(Collected data entries)
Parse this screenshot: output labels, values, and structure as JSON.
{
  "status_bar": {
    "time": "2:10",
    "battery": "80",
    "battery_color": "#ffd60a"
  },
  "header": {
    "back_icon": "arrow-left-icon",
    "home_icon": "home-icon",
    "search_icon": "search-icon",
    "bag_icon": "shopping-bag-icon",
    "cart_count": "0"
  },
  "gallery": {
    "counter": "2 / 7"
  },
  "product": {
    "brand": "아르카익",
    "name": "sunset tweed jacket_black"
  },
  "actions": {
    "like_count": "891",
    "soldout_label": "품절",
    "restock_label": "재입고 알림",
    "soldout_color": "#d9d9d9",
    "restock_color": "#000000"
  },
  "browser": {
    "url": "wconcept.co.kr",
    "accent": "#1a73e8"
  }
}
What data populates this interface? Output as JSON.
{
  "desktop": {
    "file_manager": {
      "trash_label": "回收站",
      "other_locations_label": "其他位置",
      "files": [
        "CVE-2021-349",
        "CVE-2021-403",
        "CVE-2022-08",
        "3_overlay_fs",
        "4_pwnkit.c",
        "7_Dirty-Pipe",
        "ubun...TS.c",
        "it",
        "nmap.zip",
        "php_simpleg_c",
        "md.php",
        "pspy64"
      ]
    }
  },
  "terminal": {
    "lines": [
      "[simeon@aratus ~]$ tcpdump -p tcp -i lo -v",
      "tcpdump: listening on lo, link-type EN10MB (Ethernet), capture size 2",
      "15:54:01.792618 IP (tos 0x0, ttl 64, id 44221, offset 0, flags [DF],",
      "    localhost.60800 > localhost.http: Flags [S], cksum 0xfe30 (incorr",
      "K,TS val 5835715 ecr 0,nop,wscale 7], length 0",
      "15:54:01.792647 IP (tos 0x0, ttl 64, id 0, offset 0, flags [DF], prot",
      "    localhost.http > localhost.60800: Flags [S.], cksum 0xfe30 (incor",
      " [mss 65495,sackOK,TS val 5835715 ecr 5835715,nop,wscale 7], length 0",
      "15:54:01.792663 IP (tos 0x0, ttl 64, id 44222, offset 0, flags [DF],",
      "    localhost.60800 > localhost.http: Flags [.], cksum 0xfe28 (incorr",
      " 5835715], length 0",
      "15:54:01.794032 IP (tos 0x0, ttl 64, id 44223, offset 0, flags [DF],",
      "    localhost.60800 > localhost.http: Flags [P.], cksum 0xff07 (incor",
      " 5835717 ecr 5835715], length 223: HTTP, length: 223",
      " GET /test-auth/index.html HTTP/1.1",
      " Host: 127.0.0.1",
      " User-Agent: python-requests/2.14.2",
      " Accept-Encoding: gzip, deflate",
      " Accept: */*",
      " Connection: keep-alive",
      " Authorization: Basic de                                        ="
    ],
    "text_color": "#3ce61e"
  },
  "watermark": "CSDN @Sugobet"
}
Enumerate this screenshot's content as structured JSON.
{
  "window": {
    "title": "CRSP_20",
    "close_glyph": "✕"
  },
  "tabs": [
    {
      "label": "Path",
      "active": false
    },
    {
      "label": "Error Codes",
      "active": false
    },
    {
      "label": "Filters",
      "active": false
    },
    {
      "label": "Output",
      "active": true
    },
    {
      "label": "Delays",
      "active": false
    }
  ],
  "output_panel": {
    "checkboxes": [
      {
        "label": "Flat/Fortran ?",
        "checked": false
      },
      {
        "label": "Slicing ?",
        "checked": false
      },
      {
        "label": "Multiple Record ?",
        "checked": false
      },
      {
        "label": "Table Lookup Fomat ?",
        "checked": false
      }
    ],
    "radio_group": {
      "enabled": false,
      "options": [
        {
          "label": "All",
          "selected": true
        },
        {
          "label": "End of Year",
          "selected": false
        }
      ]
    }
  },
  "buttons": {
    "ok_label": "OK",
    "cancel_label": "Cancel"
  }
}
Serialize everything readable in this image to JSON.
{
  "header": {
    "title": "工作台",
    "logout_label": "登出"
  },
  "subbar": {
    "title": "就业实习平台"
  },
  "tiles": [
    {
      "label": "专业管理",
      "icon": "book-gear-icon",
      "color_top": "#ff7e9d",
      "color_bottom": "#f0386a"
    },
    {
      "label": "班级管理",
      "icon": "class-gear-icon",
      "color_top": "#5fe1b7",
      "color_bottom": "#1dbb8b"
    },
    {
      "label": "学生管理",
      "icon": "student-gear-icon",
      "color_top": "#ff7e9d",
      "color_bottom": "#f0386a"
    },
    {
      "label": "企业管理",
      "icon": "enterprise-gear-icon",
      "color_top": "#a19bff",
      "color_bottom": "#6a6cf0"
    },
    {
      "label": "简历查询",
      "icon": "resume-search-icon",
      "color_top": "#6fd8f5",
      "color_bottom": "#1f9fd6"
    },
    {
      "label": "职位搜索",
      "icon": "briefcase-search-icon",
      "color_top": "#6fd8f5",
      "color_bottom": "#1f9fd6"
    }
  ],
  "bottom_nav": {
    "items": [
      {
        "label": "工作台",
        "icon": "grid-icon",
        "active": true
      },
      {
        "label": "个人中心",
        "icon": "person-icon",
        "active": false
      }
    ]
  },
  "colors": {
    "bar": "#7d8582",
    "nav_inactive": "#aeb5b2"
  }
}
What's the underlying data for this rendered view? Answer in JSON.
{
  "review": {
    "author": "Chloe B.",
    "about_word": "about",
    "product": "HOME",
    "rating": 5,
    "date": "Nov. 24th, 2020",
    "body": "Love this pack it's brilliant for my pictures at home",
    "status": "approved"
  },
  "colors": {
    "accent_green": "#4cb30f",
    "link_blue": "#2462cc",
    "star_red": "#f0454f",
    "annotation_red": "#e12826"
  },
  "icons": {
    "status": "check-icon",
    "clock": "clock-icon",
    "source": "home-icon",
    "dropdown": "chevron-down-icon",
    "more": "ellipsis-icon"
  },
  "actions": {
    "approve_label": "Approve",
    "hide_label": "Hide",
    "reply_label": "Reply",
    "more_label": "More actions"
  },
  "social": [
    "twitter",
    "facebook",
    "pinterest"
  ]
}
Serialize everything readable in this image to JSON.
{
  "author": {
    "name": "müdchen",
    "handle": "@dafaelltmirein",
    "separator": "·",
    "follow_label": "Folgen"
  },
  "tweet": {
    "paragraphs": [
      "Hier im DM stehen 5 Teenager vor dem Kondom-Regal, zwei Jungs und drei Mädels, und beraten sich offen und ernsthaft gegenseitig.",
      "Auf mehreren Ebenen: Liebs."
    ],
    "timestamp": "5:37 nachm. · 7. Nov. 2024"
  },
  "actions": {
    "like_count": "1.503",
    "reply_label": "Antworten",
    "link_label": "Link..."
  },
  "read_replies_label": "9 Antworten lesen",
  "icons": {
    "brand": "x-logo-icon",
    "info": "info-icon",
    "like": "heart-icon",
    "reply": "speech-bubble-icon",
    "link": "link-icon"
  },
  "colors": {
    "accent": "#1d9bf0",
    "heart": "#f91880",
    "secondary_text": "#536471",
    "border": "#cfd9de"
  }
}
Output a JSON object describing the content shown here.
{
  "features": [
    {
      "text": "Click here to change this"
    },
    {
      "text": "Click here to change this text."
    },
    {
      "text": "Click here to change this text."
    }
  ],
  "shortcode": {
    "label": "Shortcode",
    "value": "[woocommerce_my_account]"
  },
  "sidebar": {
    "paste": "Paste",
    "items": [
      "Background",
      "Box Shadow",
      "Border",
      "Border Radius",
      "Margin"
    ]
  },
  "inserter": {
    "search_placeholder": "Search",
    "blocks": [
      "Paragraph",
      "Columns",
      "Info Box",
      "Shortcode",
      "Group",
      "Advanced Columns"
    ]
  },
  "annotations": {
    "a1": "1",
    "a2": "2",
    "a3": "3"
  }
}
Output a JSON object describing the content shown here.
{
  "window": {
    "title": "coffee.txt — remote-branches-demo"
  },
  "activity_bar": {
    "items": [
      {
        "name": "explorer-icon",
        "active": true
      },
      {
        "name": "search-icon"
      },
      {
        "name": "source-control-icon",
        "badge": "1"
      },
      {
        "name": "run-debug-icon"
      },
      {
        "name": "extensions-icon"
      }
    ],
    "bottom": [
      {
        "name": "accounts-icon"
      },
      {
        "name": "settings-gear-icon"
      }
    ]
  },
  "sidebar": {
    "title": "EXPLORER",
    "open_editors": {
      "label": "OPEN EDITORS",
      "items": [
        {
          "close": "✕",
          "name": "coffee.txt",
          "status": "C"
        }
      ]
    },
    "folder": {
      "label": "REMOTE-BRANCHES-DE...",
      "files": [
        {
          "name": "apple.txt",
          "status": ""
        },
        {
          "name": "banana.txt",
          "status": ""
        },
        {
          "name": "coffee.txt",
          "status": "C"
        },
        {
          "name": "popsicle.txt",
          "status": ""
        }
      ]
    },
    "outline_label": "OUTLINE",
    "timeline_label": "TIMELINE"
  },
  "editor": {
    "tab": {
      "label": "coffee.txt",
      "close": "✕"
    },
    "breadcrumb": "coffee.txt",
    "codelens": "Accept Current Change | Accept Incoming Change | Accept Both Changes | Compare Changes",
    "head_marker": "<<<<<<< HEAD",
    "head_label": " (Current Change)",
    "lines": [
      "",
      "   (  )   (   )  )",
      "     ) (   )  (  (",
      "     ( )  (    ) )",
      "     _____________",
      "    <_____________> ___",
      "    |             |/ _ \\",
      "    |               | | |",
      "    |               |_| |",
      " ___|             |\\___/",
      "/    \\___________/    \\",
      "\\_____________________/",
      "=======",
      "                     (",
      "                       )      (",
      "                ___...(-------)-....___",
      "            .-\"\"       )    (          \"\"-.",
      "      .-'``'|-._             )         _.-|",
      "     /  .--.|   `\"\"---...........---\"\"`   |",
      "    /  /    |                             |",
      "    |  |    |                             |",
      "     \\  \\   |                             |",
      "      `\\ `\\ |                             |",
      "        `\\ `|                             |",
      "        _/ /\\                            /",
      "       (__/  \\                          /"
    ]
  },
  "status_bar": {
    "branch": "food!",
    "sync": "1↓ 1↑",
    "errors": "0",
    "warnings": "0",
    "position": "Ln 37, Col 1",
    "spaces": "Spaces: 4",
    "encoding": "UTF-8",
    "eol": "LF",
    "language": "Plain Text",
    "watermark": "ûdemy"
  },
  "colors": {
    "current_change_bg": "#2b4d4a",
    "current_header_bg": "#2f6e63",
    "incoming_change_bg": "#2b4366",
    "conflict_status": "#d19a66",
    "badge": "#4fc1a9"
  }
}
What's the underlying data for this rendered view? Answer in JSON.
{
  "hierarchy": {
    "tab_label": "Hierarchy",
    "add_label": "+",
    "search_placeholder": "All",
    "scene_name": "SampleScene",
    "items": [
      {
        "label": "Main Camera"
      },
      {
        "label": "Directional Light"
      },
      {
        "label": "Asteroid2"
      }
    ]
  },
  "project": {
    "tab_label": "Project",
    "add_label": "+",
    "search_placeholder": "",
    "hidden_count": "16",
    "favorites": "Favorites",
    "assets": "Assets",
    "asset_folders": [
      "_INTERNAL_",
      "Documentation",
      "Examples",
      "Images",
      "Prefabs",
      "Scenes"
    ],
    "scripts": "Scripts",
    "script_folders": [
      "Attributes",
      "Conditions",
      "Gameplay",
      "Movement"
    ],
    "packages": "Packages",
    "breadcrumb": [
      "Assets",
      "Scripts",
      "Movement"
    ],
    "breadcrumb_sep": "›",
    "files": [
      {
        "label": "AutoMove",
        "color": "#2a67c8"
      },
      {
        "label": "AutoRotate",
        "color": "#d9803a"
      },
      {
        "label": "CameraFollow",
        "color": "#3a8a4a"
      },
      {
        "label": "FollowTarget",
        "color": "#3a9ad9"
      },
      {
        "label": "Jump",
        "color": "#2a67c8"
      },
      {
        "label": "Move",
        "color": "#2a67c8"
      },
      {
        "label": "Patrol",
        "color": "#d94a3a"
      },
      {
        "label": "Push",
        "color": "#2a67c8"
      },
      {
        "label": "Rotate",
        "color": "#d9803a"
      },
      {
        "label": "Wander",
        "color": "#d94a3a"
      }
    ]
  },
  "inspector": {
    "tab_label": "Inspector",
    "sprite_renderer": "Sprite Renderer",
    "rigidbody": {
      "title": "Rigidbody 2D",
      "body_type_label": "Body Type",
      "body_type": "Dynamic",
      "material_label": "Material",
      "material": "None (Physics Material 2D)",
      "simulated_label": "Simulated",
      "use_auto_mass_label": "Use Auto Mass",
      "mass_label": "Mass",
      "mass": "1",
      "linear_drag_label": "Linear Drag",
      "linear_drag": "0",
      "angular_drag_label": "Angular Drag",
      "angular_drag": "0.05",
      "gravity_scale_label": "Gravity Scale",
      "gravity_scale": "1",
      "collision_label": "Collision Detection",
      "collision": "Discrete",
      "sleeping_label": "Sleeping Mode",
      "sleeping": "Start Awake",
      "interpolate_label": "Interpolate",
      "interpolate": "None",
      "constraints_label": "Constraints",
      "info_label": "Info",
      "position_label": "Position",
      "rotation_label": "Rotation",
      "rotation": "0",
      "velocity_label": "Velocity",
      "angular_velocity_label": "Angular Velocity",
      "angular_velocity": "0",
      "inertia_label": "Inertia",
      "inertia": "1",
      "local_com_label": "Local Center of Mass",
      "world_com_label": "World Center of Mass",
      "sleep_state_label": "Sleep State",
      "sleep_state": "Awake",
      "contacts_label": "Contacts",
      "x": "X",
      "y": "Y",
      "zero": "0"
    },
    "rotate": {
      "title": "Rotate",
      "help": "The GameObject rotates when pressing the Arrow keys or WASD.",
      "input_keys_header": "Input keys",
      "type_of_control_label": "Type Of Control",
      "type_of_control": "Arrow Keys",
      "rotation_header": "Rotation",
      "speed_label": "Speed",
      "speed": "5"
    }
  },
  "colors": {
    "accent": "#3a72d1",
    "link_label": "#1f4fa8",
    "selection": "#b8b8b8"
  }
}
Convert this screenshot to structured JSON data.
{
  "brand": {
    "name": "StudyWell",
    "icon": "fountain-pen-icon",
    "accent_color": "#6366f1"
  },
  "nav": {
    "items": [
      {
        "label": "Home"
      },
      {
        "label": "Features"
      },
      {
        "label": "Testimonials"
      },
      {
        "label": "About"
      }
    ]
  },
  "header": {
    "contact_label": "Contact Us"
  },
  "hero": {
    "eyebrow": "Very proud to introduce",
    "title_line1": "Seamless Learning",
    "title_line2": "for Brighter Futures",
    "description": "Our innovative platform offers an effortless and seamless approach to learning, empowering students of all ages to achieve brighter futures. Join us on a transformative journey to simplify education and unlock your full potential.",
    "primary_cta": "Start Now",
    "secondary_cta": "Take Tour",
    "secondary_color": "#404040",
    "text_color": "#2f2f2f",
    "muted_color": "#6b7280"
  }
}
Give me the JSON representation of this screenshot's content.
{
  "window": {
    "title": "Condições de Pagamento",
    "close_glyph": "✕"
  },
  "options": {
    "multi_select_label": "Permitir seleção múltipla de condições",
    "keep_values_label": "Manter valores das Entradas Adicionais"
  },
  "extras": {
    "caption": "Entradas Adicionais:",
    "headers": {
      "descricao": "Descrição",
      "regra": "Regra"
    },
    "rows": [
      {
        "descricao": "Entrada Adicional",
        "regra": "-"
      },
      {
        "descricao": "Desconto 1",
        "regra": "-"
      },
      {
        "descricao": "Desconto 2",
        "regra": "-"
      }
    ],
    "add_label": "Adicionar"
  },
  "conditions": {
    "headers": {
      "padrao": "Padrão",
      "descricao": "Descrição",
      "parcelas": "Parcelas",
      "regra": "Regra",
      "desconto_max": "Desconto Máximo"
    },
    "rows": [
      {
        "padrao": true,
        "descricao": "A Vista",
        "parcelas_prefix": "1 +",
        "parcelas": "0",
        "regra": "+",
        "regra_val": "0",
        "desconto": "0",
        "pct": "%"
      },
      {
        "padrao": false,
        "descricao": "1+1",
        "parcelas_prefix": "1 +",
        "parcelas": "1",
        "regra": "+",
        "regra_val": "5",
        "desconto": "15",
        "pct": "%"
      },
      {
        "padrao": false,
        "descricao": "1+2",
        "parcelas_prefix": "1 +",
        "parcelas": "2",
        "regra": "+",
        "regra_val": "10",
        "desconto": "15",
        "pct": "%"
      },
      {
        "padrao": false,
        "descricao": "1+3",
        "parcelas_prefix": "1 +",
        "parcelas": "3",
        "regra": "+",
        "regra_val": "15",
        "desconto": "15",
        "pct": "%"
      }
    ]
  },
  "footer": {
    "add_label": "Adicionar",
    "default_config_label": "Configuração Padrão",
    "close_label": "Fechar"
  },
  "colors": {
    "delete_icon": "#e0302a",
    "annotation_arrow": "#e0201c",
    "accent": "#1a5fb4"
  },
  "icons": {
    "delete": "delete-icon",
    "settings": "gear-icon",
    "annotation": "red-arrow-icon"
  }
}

> _WRITTEN TASK_: Return each line that includes "Material".

> _TASK ANSWER_:
      "material_label": "Material",
      "material": "None (Physics Material 2D)",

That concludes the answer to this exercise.